> Extracted text:

There have been many more optimizations that I won't be diving into here. Here is a laundry list, and if you'd like to read some low-level details, maybe I can write a deep-dive blog post later.
Optimized products packing on sim thread.
Replay instead of repack for products that did not change.
Two-level indirection to efficiently support products on vehicles and trains.
Per-segment LODs on long conveyor belts.
Reduced update frequency on distant conveyors.
Conveyor belts with congruent shapes share their pose tables (on both CPU and GPU), saving CPU and GPU memory on large maps.
Tiny meshes get several co-located copies baked into one mesh, so a single GPU instance draws multiple products at once.
Results
The results were evaluated across multiple saves and computers. First, let's look at the torture map: ALL products in the game with lots of moving conveyor belts. This map was running at a mere 23 FPS but after all the optimizations we got it to 78 FPS! That's over 3× improvement.

FPS as a metric can be deceiving, so let's compare absolute frame times. With no products present, a frame took 11.1 ms (same for both the old and new renderer). With all the products, the old renderer's frame time was 43.4 ms, so 74% of the frame time was spent on the products. With the new renderer, the frame time went down all the way to 12.8 ms, so just 13% is being spent on products (despite them covering the entire screen!). That means the products rendering itself went from 32.3 ms to just 1.7 ms. That's nearly a 20× speedup!

The speedup also depends on your hardware, especially your GPU. It turns out that on Jeremy's machine (RTX 3xxx) and Matt's computer (GTX 1xxx) the improvements were even more impressive compared to my machine (RTX 4xxx). In general, the worse the computer you have, the more speedup you can expect.

Now let's take a look at some real save games from the community. From our test, you can see overall FPS uplift roughly from 10% to 90%, depending on the map, camera view, and your computer.

And finally, let's take a look at speedups based on the graphics fidelity preset. Many of the described techniques scale based on the preset. We've introduced a new option, "Products texture quality", that controls the resolution of product textures, and it is also folded into our overall presets. The chart below shows that the new renderer is very efficient across all presets.

Bonus: terrain simulation optimization
We are not done with optimizations. By completely slashing products rendering time, other systems became the next contenders to tackle.
For example, we've also optimized terrain simulation. Even if you are not thinking about it, there is always some terraforming going on around the map and these terrain changes do interact with many systems: vehicle path finding (ground or sea), buildings, designations fulfillment, trees, renderers and many more.
By improving how these events flow through all the subsystems, we were able to significantly reduce the time spent processing them, resulting in a 5-10x speedup that cuts down the game lag caused by terrain avalanches.

Wrap-Up
And that's a wrap! This was one of the bigger performance projects we have done, touching everything from GPU buffers and shaders all the way to remaking every product 3D model in the game. The result is up to 20x faster products rendering that benefits everyone: from older laptops running modest factories to megabases.
Big thanks to Amy, Flickerra, JD Plays, and all others from our wonderful community who shared saves with us.
All these optimizations arrive with Update 4.2 on July 20th, so you can put your factory to the test very soon. Captain Marek out!

> Check your understanding:
1 > According to the products rendering article, what frame rate did the torture map reach after all the optimizations?
2 > Return the portion of the products rendering article from "Two-level indirection to" to "products at once.", copied word for word.
The records have no connection to the products rendering article.

> Extracted data:

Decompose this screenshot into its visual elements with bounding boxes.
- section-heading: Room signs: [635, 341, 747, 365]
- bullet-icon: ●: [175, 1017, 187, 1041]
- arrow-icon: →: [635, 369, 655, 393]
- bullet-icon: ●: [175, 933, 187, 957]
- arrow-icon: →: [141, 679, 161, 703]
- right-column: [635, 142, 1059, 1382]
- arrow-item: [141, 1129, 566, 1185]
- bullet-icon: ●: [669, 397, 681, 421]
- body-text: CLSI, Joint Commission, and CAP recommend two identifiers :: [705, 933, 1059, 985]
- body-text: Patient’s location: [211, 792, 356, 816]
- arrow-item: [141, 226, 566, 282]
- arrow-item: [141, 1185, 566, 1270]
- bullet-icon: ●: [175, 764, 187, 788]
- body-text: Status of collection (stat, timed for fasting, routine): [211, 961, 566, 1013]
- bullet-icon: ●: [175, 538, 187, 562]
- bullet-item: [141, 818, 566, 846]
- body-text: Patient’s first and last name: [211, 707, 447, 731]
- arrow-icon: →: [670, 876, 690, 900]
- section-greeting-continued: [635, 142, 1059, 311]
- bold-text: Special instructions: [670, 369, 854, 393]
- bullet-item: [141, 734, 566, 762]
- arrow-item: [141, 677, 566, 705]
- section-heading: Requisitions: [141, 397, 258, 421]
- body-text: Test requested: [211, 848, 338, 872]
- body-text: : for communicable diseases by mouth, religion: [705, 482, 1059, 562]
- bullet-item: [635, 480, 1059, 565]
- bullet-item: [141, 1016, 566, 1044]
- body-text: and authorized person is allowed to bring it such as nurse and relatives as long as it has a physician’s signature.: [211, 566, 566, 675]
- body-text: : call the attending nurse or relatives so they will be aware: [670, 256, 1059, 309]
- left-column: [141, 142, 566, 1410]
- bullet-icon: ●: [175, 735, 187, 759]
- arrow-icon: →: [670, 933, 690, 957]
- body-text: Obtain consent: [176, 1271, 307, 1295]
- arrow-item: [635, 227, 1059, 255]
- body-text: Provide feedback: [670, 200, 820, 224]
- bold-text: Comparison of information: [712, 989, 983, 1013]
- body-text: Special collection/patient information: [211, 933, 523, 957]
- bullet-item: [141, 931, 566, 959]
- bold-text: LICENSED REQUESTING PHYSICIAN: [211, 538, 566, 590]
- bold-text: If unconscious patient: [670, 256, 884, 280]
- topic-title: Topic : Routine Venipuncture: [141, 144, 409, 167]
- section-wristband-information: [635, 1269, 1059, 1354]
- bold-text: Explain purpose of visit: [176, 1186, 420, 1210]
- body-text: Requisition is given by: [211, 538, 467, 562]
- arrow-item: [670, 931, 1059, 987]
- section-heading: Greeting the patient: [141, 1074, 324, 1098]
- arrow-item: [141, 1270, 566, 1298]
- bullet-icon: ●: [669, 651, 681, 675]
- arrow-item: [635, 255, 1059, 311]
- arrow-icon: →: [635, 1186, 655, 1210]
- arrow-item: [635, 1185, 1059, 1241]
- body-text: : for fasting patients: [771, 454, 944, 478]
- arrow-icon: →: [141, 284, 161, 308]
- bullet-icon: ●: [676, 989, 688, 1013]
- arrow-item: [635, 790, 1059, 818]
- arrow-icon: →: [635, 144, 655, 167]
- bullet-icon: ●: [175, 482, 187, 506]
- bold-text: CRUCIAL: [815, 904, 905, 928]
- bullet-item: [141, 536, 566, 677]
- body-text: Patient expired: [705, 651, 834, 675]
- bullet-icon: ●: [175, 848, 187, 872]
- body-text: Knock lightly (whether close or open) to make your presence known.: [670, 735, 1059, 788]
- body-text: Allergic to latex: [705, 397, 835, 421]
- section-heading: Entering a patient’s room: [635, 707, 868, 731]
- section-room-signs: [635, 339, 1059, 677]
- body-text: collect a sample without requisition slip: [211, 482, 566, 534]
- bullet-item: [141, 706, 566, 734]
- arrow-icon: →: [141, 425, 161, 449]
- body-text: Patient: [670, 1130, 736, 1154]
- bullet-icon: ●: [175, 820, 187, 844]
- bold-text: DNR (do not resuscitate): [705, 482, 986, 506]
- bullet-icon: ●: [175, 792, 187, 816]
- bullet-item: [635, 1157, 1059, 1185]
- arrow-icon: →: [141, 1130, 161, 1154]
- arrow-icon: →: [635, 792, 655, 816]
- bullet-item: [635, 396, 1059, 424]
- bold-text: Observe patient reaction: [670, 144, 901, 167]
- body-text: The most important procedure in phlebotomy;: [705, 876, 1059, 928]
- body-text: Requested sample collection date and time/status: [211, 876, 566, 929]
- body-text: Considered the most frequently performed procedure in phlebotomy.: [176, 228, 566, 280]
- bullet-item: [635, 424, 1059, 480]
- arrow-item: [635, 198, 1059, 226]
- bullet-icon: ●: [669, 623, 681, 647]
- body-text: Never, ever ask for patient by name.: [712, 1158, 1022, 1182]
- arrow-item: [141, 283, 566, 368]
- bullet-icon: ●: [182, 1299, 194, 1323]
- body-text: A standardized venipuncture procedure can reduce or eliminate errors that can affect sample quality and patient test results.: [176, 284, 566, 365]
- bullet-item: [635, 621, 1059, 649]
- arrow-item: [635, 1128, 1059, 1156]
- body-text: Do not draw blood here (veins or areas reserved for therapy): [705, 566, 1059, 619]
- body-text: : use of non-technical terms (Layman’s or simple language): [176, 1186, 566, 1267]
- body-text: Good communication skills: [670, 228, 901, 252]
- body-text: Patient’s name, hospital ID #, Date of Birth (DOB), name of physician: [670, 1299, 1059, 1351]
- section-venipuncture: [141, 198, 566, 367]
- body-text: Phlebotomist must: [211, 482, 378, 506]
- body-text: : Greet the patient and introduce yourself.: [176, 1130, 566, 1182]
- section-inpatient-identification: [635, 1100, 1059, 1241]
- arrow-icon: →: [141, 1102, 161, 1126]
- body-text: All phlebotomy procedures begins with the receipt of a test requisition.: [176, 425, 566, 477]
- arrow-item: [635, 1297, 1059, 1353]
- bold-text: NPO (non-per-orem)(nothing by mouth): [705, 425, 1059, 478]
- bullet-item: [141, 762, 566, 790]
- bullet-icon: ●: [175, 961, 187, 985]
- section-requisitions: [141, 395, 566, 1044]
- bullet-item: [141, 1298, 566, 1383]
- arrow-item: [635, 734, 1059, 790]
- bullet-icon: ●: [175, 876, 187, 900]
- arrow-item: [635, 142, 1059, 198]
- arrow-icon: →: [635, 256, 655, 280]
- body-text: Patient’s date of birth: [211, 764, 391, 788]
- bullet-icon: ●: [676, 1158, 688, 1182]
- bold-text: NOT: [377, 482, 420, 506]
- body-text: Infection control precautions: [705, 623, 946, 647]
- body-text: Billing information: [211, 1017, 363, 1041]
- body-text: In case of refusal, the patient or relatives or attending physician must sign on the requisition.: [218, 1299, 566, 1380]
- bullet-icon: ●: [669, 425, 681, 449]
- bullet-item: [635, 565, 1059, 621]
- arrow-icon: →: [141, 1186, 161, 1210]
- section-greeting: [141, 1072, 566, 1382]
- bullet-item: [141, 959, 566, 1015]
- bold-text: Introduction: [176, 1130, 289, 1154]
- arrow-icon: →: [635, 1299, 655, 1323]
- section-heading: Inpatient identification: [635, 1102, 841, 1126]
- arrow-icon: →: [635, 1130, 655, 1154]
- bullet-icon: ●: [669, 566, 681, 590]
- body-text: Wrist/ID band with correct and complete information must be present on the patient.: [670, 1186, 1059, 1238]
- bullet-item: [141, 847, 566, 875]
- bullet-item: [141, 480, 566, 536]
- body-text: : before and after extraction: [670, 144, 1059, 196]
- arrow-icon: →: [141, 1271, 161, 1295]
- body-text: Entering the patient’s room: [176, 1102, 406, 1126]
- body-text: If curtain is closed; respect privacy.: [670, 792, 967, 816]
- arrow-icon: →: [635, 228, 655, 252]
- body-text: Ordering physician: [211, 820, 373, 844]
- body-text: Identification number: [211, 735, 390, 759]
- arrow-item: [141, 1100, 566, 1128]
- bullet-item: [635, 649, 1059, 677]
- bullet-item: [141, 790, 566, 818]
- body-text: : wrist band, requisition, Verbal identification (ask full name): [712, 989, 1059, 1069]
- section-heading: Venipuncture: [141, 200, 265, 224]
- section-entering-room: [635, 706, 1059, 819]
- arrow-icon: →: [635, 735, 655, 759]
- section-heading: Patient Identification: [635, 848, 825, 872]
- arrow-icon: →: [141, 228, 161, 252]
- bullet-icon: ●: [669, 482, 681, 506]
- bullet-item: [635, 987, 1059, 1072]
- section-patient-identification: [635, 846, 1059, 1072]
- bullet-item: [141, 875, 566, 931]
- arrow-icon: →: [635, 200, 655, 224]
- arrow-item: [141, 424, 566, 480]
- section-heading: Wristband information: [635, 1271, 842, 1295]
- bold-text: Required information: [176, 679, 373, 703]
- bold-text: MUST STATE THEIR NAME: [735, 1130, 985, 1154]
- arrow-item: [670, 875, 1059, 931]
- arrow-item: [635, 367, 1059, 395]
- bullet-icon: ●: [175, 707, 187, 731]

> Answers for the tasks:
1 > 78 FPS

2 >
Two-level indirection to efficiently support products on vehicles and trains.
Per-segment LODs on long conveyor belts.
Reduced update frequency on distant conveyors.
Conveyor belts with congruent shapes share their pose tables (on both CPU and GPU), saving CPU and GPU memory on large maps.
Tiny meshes get several co-located copies baked into one mesh, so a single GPU instance draws multiple products at once.